Exercise objective |
Reproduce all entries precisely as they are written.

══ Material provided ══

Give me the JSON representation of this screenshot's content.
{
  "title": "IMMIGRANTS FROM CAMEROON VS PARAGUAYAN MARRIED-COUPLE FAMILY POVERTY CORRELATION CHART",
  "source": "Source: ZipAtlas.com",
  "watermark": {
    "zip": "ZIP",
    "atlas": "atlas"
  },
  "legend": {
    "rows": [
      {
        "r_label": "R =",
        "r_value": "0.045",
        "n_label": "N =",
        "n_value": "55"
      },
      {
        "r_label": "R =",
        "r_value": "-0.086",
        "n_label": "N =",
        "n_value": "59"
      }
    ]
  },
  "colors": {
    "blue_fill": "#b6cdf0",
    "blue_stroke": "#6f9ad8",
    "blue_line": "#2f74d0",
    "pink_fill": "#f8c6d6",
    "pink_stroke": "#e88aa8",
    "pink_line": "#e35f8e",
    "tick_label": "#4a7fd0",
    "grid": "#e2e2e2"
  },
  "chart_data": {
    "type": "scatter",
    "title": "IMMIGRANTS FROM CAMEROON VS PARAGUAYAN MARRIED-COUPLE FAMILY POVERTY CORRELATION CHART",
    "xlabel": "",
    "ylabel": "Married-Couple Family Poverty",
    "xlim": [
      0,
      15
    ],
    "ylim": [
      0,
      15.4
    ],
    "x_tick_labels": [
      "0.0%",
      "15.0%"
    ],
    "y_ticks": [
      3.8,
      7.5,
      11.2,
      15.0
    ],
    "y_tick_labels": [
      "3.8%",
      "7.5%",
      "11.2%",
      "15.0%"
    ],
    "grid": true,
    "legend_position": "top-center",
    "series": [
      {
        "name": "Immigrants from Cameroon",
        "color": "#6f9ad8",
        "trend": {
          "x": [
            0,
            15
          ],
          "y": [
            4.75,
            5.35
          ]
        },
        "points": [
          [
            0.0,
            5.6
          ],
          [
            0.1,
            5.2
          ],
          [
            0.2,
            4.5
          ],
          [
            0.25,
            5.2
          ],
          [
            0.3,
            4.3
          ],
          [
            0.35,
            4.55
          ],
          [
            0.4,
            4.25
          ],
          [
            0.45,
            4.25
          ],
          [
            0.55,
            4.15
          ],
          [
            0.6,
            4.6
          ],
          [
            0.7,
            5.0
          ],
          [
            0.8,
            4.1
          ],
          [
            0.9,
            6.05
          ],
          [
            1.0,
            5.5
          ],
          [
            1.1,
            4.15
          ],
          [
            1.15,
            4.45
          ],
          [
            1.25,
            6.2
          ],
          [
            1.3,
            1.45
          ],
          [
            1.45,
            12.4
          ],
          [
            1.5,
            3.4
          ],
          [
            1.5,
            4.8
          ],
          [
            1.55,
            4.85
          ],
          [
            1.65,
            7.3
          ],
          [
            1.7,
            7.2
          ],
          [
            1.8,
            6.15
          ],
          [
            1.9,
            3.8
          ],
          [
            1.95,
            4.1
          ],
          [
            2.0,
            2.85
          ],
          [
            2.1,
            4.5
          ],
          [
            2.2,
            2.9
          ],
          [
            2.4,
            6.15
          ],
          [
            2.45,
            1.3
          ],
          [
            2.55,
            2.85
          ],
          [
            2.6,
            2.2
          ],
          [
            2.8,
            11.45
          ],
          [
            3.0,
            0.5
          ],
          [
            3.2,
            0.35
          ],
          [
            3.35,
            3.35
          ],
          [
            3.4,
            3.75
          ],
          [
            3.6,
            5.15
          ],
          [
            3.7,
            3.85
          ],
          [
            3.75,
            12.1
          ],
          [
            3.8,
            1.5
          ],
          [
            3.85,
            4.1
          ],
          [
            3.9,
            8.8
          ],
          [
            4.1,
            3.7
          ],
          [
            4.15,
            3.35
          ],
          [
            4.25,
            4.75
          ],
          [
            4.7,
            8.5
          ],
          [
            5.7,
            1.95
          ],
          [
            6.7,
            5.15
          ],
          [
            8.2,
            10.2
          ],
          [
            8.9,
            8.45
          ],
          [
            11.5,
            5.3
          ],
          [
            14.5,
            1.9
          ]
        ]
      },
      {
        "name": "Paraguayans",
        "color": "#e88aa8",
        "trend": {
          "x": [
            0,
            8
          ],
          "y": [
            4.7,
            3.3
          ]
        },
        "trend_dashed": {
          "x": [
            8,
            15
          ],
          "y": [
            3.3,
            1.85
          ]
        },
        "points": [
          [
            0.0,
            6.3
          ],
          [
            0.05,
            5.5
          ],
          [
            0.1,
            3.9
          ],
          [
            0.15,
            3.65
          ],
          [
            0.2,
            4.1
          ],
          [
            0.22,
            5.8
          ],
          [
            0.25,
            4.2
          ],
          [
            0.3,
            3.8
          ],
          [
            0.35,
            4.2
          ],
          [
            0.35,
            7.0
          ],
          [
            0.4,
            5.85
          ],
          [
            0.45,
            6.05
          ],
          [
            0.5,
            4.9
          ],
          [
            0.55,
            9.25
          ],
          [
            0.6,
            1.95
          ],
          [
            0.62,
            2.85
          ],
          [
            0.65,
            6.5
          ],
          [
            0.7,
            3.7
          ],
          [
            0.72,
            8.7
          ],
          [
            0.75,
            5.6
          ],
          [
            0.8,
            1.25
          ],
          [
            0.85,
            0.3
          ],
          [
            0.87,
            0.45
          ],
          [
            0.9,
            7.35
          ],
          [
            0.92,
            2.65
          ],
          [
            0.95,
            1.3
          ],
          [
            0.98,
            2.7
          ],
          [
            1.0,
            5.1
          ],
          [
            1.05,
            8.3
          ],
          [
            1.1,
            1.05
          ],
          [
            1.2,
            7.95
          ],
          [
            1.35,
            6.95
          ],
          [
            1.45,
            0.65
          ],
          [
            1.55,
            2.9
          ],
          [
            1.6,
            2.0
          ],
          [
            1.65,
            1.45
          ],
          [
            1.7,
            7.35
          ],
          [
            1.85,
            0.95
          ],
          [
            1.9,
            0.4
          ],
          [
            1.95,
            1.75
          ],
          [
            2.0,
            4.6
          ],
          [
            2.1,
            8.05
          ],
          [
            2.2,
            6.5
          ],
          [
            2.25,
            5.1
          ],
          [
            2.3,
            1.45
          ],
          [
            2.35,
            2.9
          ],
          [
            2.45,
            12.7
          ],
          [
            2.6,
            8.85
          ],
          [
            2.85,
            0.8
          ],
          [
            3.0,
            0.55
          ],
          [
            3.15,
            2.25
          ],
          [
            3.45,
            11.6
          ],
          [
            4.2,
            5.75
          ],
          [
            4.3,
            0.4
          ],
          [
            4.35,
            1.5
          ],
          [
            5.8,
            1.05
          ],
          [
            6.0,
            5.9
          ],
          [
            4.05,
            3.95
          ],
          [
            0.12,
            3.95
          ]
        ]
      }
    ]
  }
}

═══

Output |
Give me the JSON representation of this screenshot's content.
{
  "title": "IMMIGRANTS FROM CAMEROON VS PARAGUAYAN MARRIED-COUPLE FAMILY POVERTY CORRELATION CHART",
  "source": "Source: ZipAtlas.com",
  "watermark": {
    "zip": "ZIP",
    "atlas": "atlas"
  },
  "legend": {
    "rows": [
      {
        "r_label": "R =",
        "r_value": "0.045",
        "n_label": "N =",
        "n_value": "55"
      },
      {
        "r_label": "R =",
        "r_value": "-0.086",
        "n_label": "N =",
        "n_value": "59"
      }
    ]
  },
  "colors": {
    "blue_fill": "#b6cdf0",
    "blue_stroke": "#6f9ad8",
    "blue_line": "#2f74d0",
    "pink_fill": "#f8c6d6",
    "pink_stroke": "#e88aa8",
    "pink_line": "#e35f8e",
    "tick_label": "#4a7fd0",
    "grid": "#e2e2e2"
  },
  "chart_data": {
    "type": "scatter",
    "title": "IMMIGRANTS FROM CAMEROON VS PARAGUAYAN MARRIED-COUPLE FAMILY POVERTY CORRELATION CHART",
    "xlabel": "",
    "ylabel": "Married-Couple Family Poverty",
    "xlim": [
      0,
      15
    ],
    "ylim": [
      0,
      15.4
    ],
    "x_tick_labels": [
      "0.0%",
      "15.0%"
    ],
    "y_ticks": [
      3.8,
      7.5,
      11.2,
      15.0
    ],
    "y_tick_labels": [
      "3.8%",
      "7.5%",
      "11.2%",
      "15.0%"
    ],
    "grid": true,
    "legend_position": "top-center",
    "series": [
      {
        "name": "Immigrants from Cameroon",
        "color": "#6f9ad8",
        "trend": {
          "x": [
            0,
            15
          ],
          "y": [
            4.75,
            5.35
          ]
        },
        "points": [
          [
            0.0,
            5.6
          ],
          [
            0.1,
            5.2
          ],
          [
            0.2,
            4.5
          ],
          [
            0.25,
            5.2
          ],
          [
            0.3,
            4.3
          ],
          [
            0.35,
            4.55
          ],
          [
            0.4,
            4.25
          ],
          [
            0.45,
            4.25
          ],
          [
            0.55,
            4.15
          ],
          [
            0.6,
            4.6
          ],
          [
            0.7,
            5.0
          ],
          [
            0.8,
            4.1
          ],
          [
            0.9,
            6.05
          ],
          [
            1.0,
            5.5
          ],
          [
            1.1,
            4.15
          ],
          [
            1.15,
            4.45
          ],
          [
            1.25,
            6.2
          ],
          [
            1.3,
            1.45
          ],
          [
            1.45,
            12.4
          ],
          [
            1.5,
            3.4
          ],
          [
            1.5,
            4.8
          ],
          [
            1.55,
            4.85
          ],
          [
            1.65,
            7.3
          ],
          [
            1.7,
            7.2
          ],
          [
            1.8,
            6.15
          ],
          [
            1.9,
            3.8
          ],
          [
            1.95,
            4.1
          ],
          [
            2.0,
            2.85
          ],
          [
            2.1,
            4.5
          ],
          [
            2.2,
            2.9
          ],
          [
            2.4,
            6.15
          ],
          [
            2.45,
            1.3
          ],
          [
            2.55,
            2.85
          ],
          [
            2.6,
            2.2
          ],
          [
            2.8,
            11.45
          ],
          [
            3.0,
            0.5
          ],
          [
            3.2,
            0.35
          ],
          [
            3.35,
            3.35
          ],
          [
            3.4,
            3.75
          ],
          [
            3.6,
            5.15
          ],
          [
            3.7,
            3.85
          ],
          [
            3.75,
            12.1
          ],
          [
            3.8,
            1.5
          ],
          [
            3.85,
            4.1
          ],
          [
            3.9,
            8.8
          ],
          [
            4.1,
            3.7
          ],
          [
            4.15,
            3.35
          ],
          [
            4.25,
            4.75
          ],
          [
            4.7,
            8.5
          ],
          [
            5.7,
            1.95
          ],
          [
            6.7,
            5.15
          ],
          [
            8.2,
            10.2
          ],
          [
            8.9,
            8.45
          ],
          [
            11.5,
            5.3
          ],
          [
            14.5,
            1.9
          ]
        ]
      },
      {
        "name": "Paraguayans",
        "color": "#e88aa8",
        "trend": {
          "x": [
            0,
            8
          ],
          "y": [
            4.7,
            3.3
          ]
        },
        "trend_dashed": {
          "x": [
            8,
            15
          ],
          "y": [
            3.3,
            1.85
          ]
        },
        "points": [
          [
            0.0,
            6.3
          ],
          [
            0.05,
            5.5
          ],
          [
            0.1,
            3.9
          ],
          [
            0.15,
            3.65
          ],
          [
            0.2,
            4.1
          ],
          [
            0.22,
            5.8
          ],
          [
            0.25,
            4.2
          ],
          [
            0.3,
            3.8
          ],
          [
            0.35,
            4.2
          ],
          [
            0.35,
            7.0
          ],
          [
            0.4,
            5.85
          ],
          [
            0.45,
            6.05
          ],
          [
            0.5,
            4.9
          ],
          [
            0.55,
            9.25
          ],
          [
            0.6,
            1.95
          ],
          [
            0.62,
            2.85
          ],
          [
            0.65,
            6.5
          ],
          [
            0.7,
            3.7
          ],
          [
            0.72,
            8.7
          ],
          [
            0.75,
            5.6
          ],
          [
            0.8,
            1.25
          ],
          [
            0.85,
            0.3
          ],
          [
            0.87,
            0.45
          ],
          [
            0.9,
            7.35
          ],
          [
            0.92,
            2.65
          ],
          [
            0.95,
            1.3
          ],
          [
            0.98,
            2.7
          ],
          [
            1.0,
            5.1
          ],
          [
            1.05,
            8.3
          ],
          [
            1.1,
            1.05
          ],
          [
            1.2,
            7.95
          ],
          [
            1.35,
            6.95
          ],
          [
            1.45,
            0.65
          ],
          [
            1.55,
            2.9
          ],
          [
            1.6,
            2.0
          ],
          [
            1.65,
            1.45
          ],
          [
            1.7,
            7.35
          ],
          [
            1.85,
            0.95
          ],
          [
            1.9,
            0.4
          ],
          [
            1.95,
            1.75
          ],
          [
            2.0,
            4.6
          ],
          [
            2.1,
            8.05
          ],
          [
            2.2,
            6.5
          ],
          [
            2.25,
            5.1
          ],
          [
            2.3,
            1.45
          ],
          [
            2.35,
            2.9
          ],
          [
            2.45,
            12.7
          ],
          [
            2.6,
            8.85
          ],
          [
            2.85,
            0.8
          ],
          [
            3.0,
            0.55
          ],
          [
            3.15,
            2.25
          ],
          [
            3.45,
            11.6
          ],
          [
            4.2,
            5.75
          ],
          [
            4.3,
            0.4
          ],
          [
            4.35,
            1.5
          ],
          [
            5.8,
            1.05
          ],
          [
            6.0,
            5.9
          ],
          [
            4.05,
            3.95
          ],
          [
            0.12,
            3.95
          ]
        ]
      }
    ]
  }
}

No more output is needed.